SET TASK - Extract all data as written.
-- Begin --
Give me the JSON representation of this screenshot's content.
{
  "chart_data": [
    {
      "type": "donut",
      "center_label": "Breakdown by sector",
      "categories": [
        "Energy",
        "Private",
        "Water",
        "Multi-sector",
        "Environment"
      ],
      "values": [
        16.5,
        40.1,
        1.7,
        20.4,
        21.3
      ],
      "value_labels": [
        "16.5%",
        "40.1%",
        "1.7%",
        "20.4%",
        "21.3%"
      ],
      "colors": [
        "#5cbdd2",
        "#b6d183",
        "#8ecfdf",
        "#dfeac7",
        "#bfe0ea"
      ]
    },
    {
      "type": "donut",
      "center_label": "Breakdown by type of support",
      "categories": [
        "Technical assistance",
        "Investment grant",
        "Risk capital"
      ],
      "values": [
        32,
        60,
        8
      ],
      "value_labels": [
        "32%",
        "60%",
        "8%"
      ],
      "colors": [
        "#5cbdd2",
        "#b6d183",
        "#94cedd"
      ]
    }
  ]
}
-- End --
EXERCISE OUTPUT -
Give me the JSON representation of this screenshot's content.
{
  "chart_data": [
    {
      "type": "donut",
      "center_label": "Breakdown by sector",
      "categories": [
        "Energy",
        "Private",
        "Water",
        "Multi-sector",
        "Environment"
      ],
      "values": [
        16.5,
        40.1,
        1.7,
        20.4,
        21.3
      ],
      "value_labels": [
        "16.5%",
        "40.1%",
        "1.7%",
        "20.4%",
        "21.3%"
      ],
      "colors": [
        "#5cbdd2",
        "#b6d183",
        "#8ecfdf",
        "#dfeac7",
        "#bfe0ea"
      ]
    },
    {
      "type": "donut",
      "center_label": "Breakdown by type of support",
      "categories": [
        "Technical assistance",
        "Investment grant",
        "Risk capital"
      ],
      "values": [
        32,
        60,
        8
      ],
      "value_labels": [
        "32%",
        "60%",
        "8%"
      ],
      "colors": [
        "#5cbdd2",
        "#b6d183",
        "#94cedd"
      ]
    }
  ]
}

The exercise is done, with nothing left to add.